#### [Recorded data]
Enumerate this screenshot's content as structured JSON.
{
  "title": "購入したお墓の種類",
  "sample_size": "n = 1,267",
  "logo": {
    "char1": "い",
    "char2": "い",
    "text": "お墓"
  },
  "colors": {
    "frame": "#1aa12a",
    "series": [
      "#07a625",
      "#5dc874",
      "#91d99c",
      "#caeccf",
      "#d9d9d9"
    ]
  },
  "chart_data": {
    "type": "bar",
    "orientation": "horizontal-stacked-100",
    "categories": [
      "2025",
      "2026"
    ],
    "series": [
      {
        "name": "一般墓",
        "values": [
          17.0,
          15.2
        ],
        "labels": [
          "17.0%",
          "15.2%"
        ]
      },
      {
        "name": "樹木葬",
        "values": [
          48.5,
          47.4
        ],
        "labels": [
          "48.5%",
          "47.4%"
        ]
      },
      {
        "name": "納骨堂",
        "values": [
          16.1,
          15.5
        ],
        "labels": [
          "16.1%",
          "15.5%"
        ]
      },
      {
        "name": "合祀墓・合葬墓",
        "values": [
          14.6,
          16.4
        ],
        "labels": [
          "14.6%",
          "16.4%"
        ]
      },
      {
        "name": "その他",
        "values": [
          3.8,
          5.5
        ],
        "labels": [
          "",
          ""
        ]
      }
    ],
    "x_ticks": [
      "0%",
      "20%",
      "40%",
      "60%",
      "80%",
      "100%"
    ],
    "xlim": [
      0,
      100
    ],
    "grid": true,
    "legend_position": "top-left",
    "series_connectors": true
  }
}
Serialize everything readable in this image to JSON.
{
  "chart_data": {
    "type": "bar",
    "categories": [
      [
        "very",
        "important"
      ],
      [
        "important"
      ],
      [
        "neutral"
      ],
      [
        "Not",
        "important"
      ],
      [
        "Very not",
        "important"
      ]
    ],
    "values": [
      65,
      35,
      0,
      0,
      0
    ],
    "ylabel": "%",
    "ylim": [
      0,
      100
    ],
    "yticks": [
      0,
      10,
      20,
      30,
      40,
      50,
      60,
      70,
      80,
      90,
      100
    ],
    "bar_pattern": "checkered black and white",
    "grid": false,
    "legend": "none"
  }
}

#### [Task details]
Looking at the records above, count the lines where the word "this" appears. State only the number.

#### [Exercise result]
2